** Material supplied **
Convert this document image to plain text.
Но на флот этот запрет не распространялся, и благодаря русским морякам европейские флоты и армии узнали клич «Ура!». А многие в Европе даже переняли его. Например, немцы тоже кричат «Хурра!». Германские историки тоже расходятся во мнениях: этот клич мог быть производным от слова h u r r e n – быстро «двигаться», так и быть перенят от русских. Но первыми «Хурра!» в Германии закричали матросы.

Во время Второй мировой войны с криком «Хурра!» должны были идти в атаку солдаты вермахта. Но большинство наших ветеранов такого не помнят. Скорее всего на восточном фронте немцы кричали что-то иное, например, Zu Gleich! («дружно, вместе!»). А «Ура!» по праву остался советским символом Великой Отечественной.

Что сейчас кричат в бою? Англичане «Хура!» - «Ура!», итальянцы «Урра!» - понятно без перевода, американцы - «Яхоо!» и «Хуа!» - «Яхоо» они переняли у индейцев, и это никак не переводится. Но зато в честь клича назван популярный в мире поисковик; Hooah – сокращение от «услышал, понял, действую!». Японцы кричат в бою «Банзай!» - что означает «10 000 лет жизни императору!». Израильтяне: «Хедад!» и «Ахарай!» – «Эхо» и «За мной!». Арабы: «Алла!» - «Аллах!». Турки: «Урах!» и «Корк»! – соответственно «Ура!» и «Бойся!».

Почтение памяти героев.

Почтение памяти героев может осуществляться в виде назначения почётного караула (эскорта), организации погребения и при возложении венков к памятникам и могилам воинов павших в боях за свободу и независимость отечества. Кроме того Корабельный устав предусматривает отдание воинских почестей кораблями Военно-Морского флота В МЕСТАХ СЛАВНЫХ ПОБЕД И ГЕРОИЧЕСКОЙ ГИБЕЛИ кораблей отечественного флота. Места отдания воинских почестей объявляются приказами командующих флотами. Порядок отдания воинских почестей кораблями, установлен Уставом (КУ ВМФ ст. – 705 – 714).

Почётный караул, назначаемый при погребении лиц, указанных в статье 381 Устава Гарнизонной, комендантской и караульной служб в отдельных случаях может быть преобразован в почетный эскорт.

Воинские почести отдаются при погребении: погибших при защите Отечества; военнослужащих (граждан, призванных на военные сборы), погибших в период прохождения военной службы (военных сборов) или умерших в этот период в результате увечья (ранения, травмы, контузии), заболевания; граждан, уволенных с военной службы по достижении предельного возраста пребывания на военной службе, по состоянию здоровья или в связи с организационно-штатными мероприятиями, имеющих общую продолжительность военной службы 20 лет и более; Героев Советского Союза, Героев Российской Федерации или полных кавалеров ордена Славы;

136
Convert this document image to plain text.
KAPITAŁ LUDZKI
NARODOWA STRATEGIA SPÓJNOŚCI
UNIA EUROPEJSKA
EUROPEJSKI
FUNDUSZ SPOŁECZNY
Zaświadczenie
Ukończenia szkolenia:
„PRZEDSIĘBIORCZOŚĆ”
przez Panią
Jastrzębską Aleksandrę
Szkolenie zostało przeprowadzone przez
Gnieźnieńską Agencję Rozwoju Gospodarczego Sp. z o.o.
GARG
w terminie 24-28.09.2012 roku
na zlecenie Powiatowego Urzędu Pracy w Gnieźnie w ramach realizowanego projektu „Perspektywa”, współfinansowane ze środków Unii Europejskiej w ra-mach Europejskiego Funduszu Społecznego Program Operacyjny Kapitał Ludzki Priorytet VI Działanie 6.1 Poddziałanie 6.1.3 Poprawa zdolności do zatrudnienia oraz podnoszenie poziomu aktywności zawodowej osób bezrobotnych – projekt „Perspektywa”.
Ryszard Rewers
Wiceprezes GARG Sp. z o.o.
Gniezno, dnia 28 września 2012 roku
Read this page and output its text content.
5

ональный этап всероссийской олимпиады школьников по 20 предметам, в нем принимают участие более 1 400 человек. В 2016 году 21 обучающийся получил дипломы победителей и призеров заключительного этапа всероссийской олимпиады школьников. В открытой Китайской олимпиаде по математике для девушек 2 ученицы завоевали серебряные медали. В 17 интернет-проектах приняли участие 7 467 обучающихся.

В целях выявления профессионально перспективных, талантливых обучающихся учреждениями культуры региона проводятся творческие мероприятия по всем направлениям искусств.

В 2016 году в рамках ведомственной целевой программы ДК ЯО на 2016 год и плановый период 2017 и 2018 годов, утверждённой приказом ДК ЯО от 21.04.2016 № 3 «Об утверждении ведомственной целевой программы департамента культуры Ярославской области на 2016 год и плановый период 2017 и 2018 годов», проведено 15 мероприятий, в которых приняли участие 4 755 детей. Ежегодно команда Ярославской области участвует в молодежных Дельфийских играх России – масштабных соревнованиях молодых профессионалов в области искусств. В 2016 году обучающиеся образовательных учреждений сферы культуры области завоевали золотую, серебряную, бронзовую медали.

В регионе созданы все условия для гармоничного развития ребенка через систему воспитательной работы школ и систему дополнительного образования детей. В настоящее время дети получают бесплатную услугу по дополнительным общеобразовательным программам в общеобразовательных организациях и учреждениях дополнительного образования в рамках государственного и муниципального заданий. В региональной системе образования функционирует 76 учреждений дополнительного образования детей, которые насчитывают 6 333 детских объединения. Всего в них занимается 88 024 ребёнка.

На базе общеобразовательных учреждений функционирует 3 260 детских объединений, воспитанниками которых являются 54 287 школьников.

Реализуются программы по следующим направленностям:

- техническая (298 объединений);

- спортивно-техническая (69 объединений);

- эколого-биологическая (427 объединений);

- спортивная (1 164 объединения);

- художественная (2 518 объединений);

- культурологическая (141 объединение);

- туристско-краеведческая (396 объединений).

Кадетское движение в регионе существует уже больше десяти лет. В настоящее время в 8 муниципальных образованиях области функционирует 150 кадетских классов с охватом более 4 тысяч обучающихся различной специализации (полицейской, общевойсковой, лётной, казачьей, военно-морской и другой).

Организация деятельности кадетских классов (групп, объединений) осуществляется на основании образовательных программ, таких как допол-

** The task **
Take the entries above and transcribe them in full.

** Full output **
Convert this document image to plain text.
Но на флот этот запрет не распространялся, и благодаря русским морякам европейские флоты и армии узнали клич «Ура!». А многие в Европе даже переняли его. Например, немцы тоже кричат «Хурра!». Германские историки тоже расходятся во мнениях: этот клич мог быть производным от слова h u r r e n – быстро «двигаться», так и быть перенят от русских. Но первыми «Хурра!» в Германии закричали матросы.

Во время Второй мировой войны с криком «Хурра!» должны были идти в атаку солдаты вермахта. Но большинство наших ветеранов такого не помнят. Скорее всего на восточном фронте немцы кричали что-то иное, например, Zu Gleich! («дружно, вместе!»). А «Ура!» по праву остался советским символом Великой Отечественной.

Что сейчас кричат в бою? Англичане «Хура!» - «Ура!», итальянцы «Урра!» - понятно без перевода, американцы - «Яхоо!» и «Хуа!» - «Яхоо» они переняли у индейцев, и это никак не переводится. Но зато в честь клича назван популярный в мире поисковик; Hooah – сокращение от «услышал, понял, действую!». Японцы кричат в бою «Банзай!» - что означает «10 000 лет жизни императору!». Израильтяне: «Хедад!» и «Ахарай!» – «Эхо» и «За мной!». Арабы: «Алла!» - «Аллах!». Турки: «Урах!» и «Корк»! – соответственно «Ура!» и «Бойся!».

Почтение памяти героев.

Почтение памяти героев может осуществляться в виде назначения почётного караула (эскорта), организации погребения и при возложении венков к памятникам и могилам воинов павших в боях за свободу и независимость отечества. Кроме того Корабельный устав предусматривает отдание воинских почестей кораблями Военно-Морского флота В МЕСТАХ СЛАВНЫХ ПОБЕД И ГЕРОИЧЕСКОЙ ГИБЕЛИ кораблей отечественного флота. Места отдания воинских почестей объявляются приказами командующих флотами. Порядок отдания воинских почестей кораблями, установлен Уставом (КУ ВМФ ст. – 705 – 714).

Почётный караул, назначаемый при погребении лиц, указанных в статье 381 Устава Гарнизонной, комендантской и караульной служб в отдельных случаях может быть преобразован в почетный эскорт.

Воинские почести отдаются при погребении: погибших при защите Отечества; военнослужащих (граждан, призванных на военные сборы), погибших в период прохождения военной службы (военных сборов) или умерших в этот период в результате увечья (ранения, травмы, контузии), заболевания; граждан, уволенных с военной службы по достижении предельного возраста пребывания на военной службе, по состоянию здоровья или в связи с организационно-штатными мероприятиями, имеющих общую продолжительность военной службы 20 лет и более; Героев Советского Союза, Героев Российской Федерации или полных кавалеров ордена Славы;

136
Convert this document image to plain text.
KAPITAŁ LUDZKI
NARODOWA STRATEGIA SPÓJNOŚCI
UNIA EUROPEJSKA
EUROPEJSKI
FUNDUSZ SPOŁECZNY
Zaświadczenie
Ukończenia szkolenia:
„PRZEDSIĘBIORCZOŚĆ”
przez Panią
Jastrzębską Aleksandrę
Szkolenie zostało przeprowadzone przez
Gnieźnieńską Agencję Rozwoju Gospodarczego Sp. z o.o.
GARG
w terminie 24-28.09.2012 roku
na zlecenie Powiatowego Urzędu Pracy w Gnieźnie w ramach realizowanego projektu „Perspektywa”, współfinansowane ze środków Unii Europejskiej w ra-mach Europejskiego Funduszu Społecznego Program Operacyjny Kapitał Ludzki Priorytet VI Działanie 6.1 Poddziałanie 6.1.3 Poprawa zdolności do zatrudnienia oraz podnoszenie poziomu aktywności zawodowej osób bezrobotnych – projekt „Perspektywa”.
Ryszard Rewers
Wiceprezes GARG Sp. z o.o.
Gniezno, dnia 28 września 2012 roku
Read this page and output its text content.
5

ональный этап всероссийской олимпиады школьников по 20 предметам, в нем принимают участие более 1 400 человек. В 2016 году 21 обучающийся получил дипломы победителей и призеров заключительного этапа всероссийской олимпиады школьников. В открытой Китайской олимпиаде по математике для девушек 2 ученицы завоевали серебряные медали. В 17 интернет-проектах приняли участие 7 467 обучающихся.

В целях выявления профессионально перспективных, талантливых обучающихся учреждениями культуры региона проводятся творческие мероприятия по всем направлениям искусств.

В 2016 году в рамках ведомственной целевой программы ДК ЯО на 2016 год и плановый период 2017 и 2018 годов, утверждённой приказом ДК ЯО от 21.04.2016 № 3 «Об утверждении ведомственной целевой программы департамента культуры Ярославской области на 2016 год и плановый период 2017 и 2018 годов», проведено 15 мероприятий, в которых приняли участие 4 755 детей. Ежегодно команда Ярославской области участвует в молодежных Дельфийских играх России – масштабных соревнованиях молодых профессионалов в области искусств. В 2016 году обучающиеся образовательных учреждений сферы культуры области завоевали золотую, серебряную, бронзовую медали.

В регионе созданы все условия для гармоничного развития ребенка через систему воспитательной работы школ и систему дополнительного образования детей. В настоящее время дети получают бесплатную услугу по дополнительным общеобразовательным программам в общеобразовательных организациях и учреждениях дополнительного образования в рамках государственного и муниципального заданий. В региональной системе образования функционирует 76 учреждений дополнительного образования детей, которые насчитывают 6 333 детских объединения. Всего в них занимается 88 024 ребёнка.

На базе общеобразовательных учреждений функционирует 3 260 детских объединений, воспитанниками которых являются 54 287 школьников.

Реализуются программы по следующим направленностям:

- техническая (298 объединений);

- спортивно-техническая (69 объединений);

- эколого-биологическая (427 объединений);

- спортивная (1 164 объединения);

- художественная (2 518 объединений);

- культурологическая (141 объединение);

- туристско-краеведческая (396 объединений).

Кадетское движение в регионе существует уже больше десяти лет. В настоящее время в 8 муниципальных образованиях области функционирует 150 кадетских классов с охватом более 4 тысяч обучающихся различной специализации (полицейской, общевойсковой, лётной, казачьей, военно-морской и другой).

Организация деятельности кадетских классов (групп, объединений) осуществляется на основании образовательных программ, таких как допол-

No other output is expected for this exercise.